Transcribe all of the records word for word, but omit the pictures.

**TASK INPUTS**
======

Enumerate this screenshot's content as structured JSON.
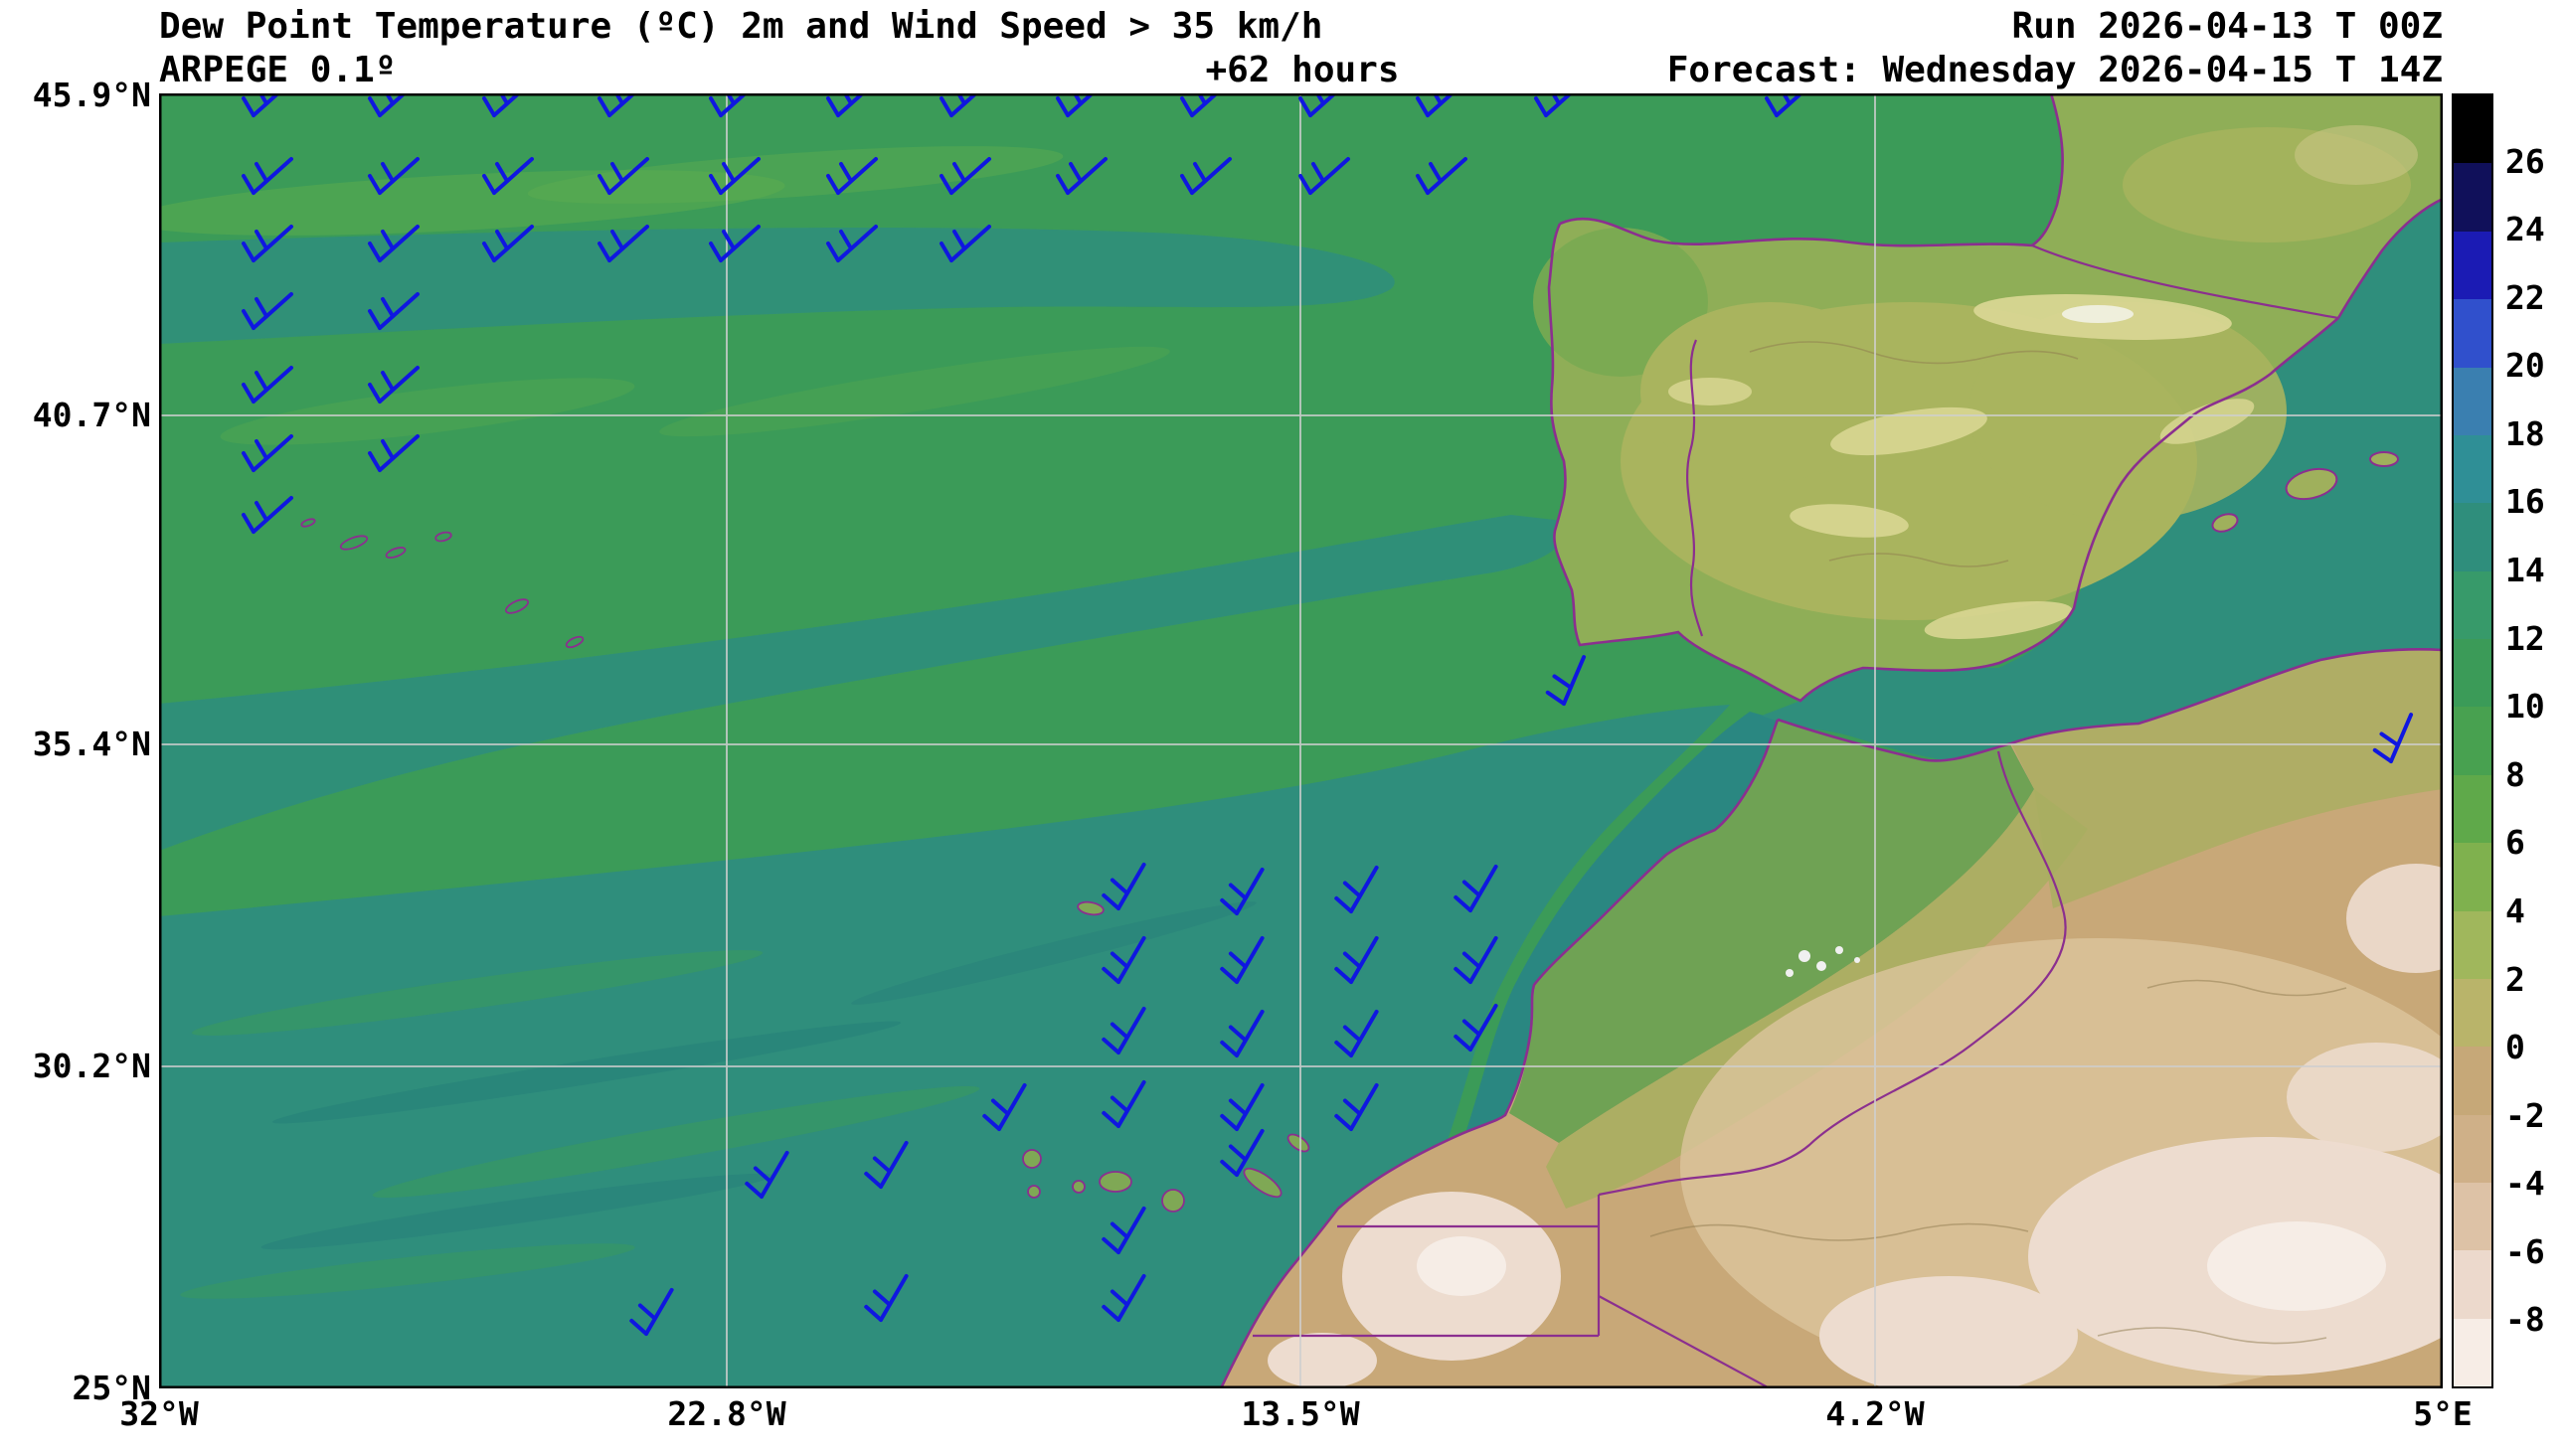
{
  "header": {
    "title": "Dew Point Temperature (ºC) 2m and Wind Speed > 35 km/h",
    "model": "ARPEGE 0.1º",
    "lead_time": "+62 hours",
    "run": "Run 2026-04-13 T 00Z",
    "forecast": "Forecast: Wednesday 2026-04-15 T 14Z"
  },
  "chart_data": {
    "type": "heatmap",
    "subtype": "filled-contour weather map with wind barbs",
    "title": "Dew Point Temperature (ºC) 2m and Wind Speed > 35 km/h",
    "variable": "Dew point temperature at 2 m",
    "unit": "ºC",
    "wind_threshold": "Wind Speed > 35 km/h",
    "model": "ARPEGE 0.1º",
    "run": "2026-04-13 T 00Z",
    "lead_hours": 62,
    "forecast_valid": "Wednesday 2026-04-15 T 14Z",
    "extent": {
      "lon_min": "32°W",
      "lon_max": "5°E",
      "lat_min": "25°N",
      "lat_max": "45.9°N"
    },
    "x_axis": {
      "ticks": [
        "32°W",
        "22.8°W",
        "13.5°W",
        "4.2°W",
        "5°E"
      ]
    },
    "y_axis": {
      "ticks": [
        "45.9°N",
        "40.7°N",
        "35.4°N",
        "30.2°N",
        "25°N"
      ]
    },
    "grid": true,
    "legend_position": "right-colorbar",
    "colorbar": {
      "unit": "ºC",
      "tick_labels": [
        "26",
        "24",
        "22",
        "20",
        "18",
        "16",
        "14",
        "12",
        "10",
        "8",
        "6",
        "4",
        "2",
        "0",
        "-2",
        "-4",
        "-6",
        "-8"
      ],
      "segment_colors_top_to_bottom": [
        "#000000",
        "#10105a",
        "#1b1bb4",
        "#3050cc",
        "#3a7fb0",
        "#2f8f96",
        "#2f8e7c",
        "#379a6a",
        "#3b9b58",
        "#48a150",
        "#5fa94a",
        "#7fb14e",
        "#a0b75c",
        "#b9b46a",
        "#c6a878",
        "#cfb088",
        "#ddc2a6",
        "#ecd9cc",
        "#f7ede6"
      ]
    },
    "palette_notes": {
      "ocean_green_10_12": "#3b9b58",
      "ocean_teal_14_16": "#2f8e7c",
      "land_spain_yellow_green": "#a9b45e",
      "sahara_tan": "#c8a878",
      "sahara_pale_pink": "#eddccf",
      "coast_border_purple": "#8b2f8f"
    }
  },
  "wind_barbs": {
    "color": "#0f17e0",
    "positions": [
      [
        95,
        22,
        0
      ],
      [
        222,
        22,
        0
      ],
      [
        337,
        22,
        0
      ],
      [
        453,
        22,
        0
      ],
      [
        565,
        22,
        0
      ],
      [
        683,
        22,
        0
      ],
      [
        797,
        22,
        0
      ],
      [
        914,
        22,
        0
      ],
      [
        1039,
        22,
        0
      ],
      [
        1158,
        22,
        0
      ],
      [
        1276,
        22,
        0
      ],
      [
        1395,
        22,
        0
      ],
      [
        1627,
        22,
        0
      ],
      [
        95,
        100,
        0
      ],
      [
        222,
        100,
        0
      ],
      [
        337,
        100,
        0
      ],
      [
        453,
        100,
        0
      ],
      [
        565,
        100,
        0
      ],
      [
        683,
        100,
        0
      ],
      [
        797,
        100,
        0
      ],
      [
        914,
        100,
        0
      ],
      [
        1039,
        100,
        0
      ],
      [
        1158,
        100,
        0
      ],
      [
        1276,
        100,
        0
      ],
      [
        95,
        168,
        0
      ],
      [
        222,
        168,
        0
      ],
      [
        337,
        168,
        0
      ],
      [
        453,
        168,
        0
      ],
      [
        565,
        168,
        0
      ],
      [
        683,
        168,
        0
      ],
      [
        797,
        168,
        0
      ],
      [
        95,
        236,
        0
      ],
      [
        222,
        236,
        0
      ],
      [
        95,
        310,
        0
      ],
      [
        222,
        310,
        0
      ],
      [
        95,
        379,
        0
      ],
      [
        222,
        379,
        0
      ],
      [
        95,
        441,
        0
      ],
      [
        965,
        820,
        -18
      ],
      [
        1084,
        825,
        -18
      ],
      [
        1199,
        823,
        -18
      ],
      [
        1319,
        822,
        -18
      ],
      [
        965,
        894,
        -18
      ],
      [
        1084,
        894,
        -18
      ],
      [
        1199,
        894,
        -18
      ],
      [
        1319,
        894,
        -18
      ],
      [
        965,
        965,
        -18
      ],
      [
        1084,
        968,
        -18
      ],
      [
        1199,
        968,
        -18
      ],
      [
        1319,
        962,
        -18
      ],
      [
        965,
        1039,
        -18
      ],
      [
        1084,
        1042,
        -18
      ],
      [
        1199,
        1042,
        -18
      ],
      [
        845,
        1042,
        -18
      ],
      [
        726,
        1100,
        -18
      ],
      [
        606,
        1110,
        -18
      ],
      [
        1084,
        1088,
        -18
      ],
      [
        965,
        1166,
        -18
      ],
      [
        726,
        1234,
        -18
      ],
      [
        965,
        1234,
        -18
      ],
      [
        490,
        1248,
        -18
      ],
      [
        1413,
        614,
        -25
      ],
      [
        2245,
        672,
        -25
      ]
    ]
  }
}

======

**TASK ANSWER**
Enumerate this screenshot's content as structured JSON.
{
  "header": {
    "title": "Dew Point Temperature (ºC) 2m and Wind Speed > 35 km/h",
    "model": "ARPEGE 0.1º",
    "lead_time": "+62 hours",
    "run": "Run 2026-04-13 T 00Z",
    "forecast": "Forecast: Wednesday 2026-04-15 T 14Z"
  },
  "chart_data": {
    "type": "heatmap",
    "subtype": "filled-contour weather map with wind barbs",
    "title": "Dew Point Temperature (ºC) 2m and Wind Speed > 35 km/h",
    "variable": "Dew point temperature at 2 m",
    "unit": "ºC",
    "wind_threshold": "Wind Speed > 35 km/h",
    "model": "ARPEGE 0.1º",
    "run": "2026-04-13 T 00Z",
    "lead_hours": 62,
    "forecast_valid": "Wednesday 2026-04-15 T 14Z",
    "extent": {
      "lon_min": "32°W",
      "lon_max": "5°E",
      "lat_min": "25°N",
      "lat_max": "45.9°N"
    },
    "x_axis": {
      "ticks": [
        "32°W",
        "22.8°W",
        "13.5°W",
        "4.2°W",
        "5°E"
      ]
    },
    "y_axis": {
      "ticks": [
        "45.9°N",
        "40.7°N",
        "35.4°N",
        "30.2°N",
        "25°N"
      ]
    },
    "grid": true,
    "legend_position": "right-colorbar",
    "colorbar": {
      "unit": "ºC",
      "tick_labels": [
        "26",
        "24",
        "22",
        "20",
        "18",
        "16",
        "14",
        "12",
        "10",
        "8",
        "6",
        "4",
        "2",
        "0",
        "-2",
        "-4",
        "-6",
        "-8"
      ],
      "segment_colors_top_to_bottom": [
        "#000000",
        "#10105a",
        "#1b1bb4",
        "#3050cc",
        "#3a7fb0",
        "#2f8f96",
        "#2f8e7c",
        "#379a6a",
        "#3b9b58",
        "#48a150",
        "#5fa94a",
        "#7fb14e",
        "#a0b75c",
        "#b9b46a",
        "#c6a878",
        "#cfb088",
        "#ddc2a6",
        "#ecd9cc",
        "#f7ede6"
      ]
    },
    "palette_notes": {
      "ocean_green_10_12": "#3b9b58",
      "ocean_teal_14_16": "#2f8e7c",
      "land_spain_yellow_green": "#a9b45e",
      "sahara_tan": "#c8a878",
      "sahara_pale_pink": "#eddccf",
      "coast_border_purple": "#8b2f8f"
    }
  },
  "wind_barbs": {
    "color": "#0f17e0",
    "positions": [
      [
        95,
        22,
        0
      ],
      [
        222,
        22,
        0
      ],
      [
        337,
        22,
        0
      ],
      [
        453,
        22,
        0
      ],
      [
        565,
        22,
        0
      ],
      [
        683,
        22,
        0
      ],
      [
        797,
        22,
        0
      ],
      [
        914,
        22,
        0
      ],
      [
        1039,
        22,
        0
      ],
      [
        1158,
        22,
        0
      ],
      [
        1276,
        22,
        0
      ],
      [
        1395,
        22,
        0
      ],
      [
        1627,
        22,
        0
      ],
      [
        95,
        100,
        0
      ],
      [
        222,
        100,
        0
      ],
      [
        337,
        100,
        0
      ],
      [
        453,
        100,
        0
      ],
      [
        565,
        100,
        0
      ],
      [
        683,
        100,
        0
      ],
      [
        797,
        100,
        0
      ],
      [
        914,
        100,
        0
      ],
      [
        1039,
        100,
        0
      ],
      [
        1158,
        100,
        0
      ],
      [
        1276,
        100,
        0
      ],
      [
        95,
        168,
        0
      ],
      [
        222,
        168,
        0
      ],
      [
        337,
        168,
        0
      ],
      [
        453,
        168,
        0
      ],
      [
        565,
        168,
        0
      ],
      [
        683,
        168,
        0
      ],
      [
        797,
        168,
        0
      ],
      [
        95,
        236,
        0
      ],
      [
        222,
        236,
        0
      ],
      [
        95,
        310,
        0
      ],
      [
        222,
        310,
        0
      ],
      [
        95,
        379,
        0
      ],
      [
        222,
        379,
        0
      ],
      [
        95,
        441,
        0
      ],
      [
        965,
        820,
        -18
      ],
      [
        1084,
        825,
        -18
      ],
      [
        1199,
        823,
        -18
      ],
      [
        1319,
        822,
        -18
      ],
      [
        965,
        894,
        -18
      ],
      [
        1084,
        894,
        -18
      ],
      [
        1199,
        894,
        -18
      ],
      [
        1319,
        894,
        -18
      ],
      [
        965,
        965,
        -18
      ],
      [
        1084,
        968,
        -18
      ],
      [
        1199,
        968,
        -18
      ],
      [
        1319,
        962,
        -18
      ],
      [
        965,
        1039,
        -18
      ],
      [
        1084,
        1042,
        -18
      ],
      [
        1199,
        1042,
        -18
      ],
      [
        845,
        1042,
        -18
      ],
      [
        726,
        1100,
        -18
      ],
      [
        606,
        1110,
        -18
      ],
      [
        1084,
        1088,
        -18
      ],
      [
        965,
        1166,
        -18
      ],
      [
        726,
        1234,
        -18
      ],
      [
        965,
        1234,
        -18
      ],
      [
        490,
        1248,
        -18
      ],
      [
        1413,
        614,
        -25
      ],
      [
        2245,
        672,
        -25
      ]
    ]
  }
}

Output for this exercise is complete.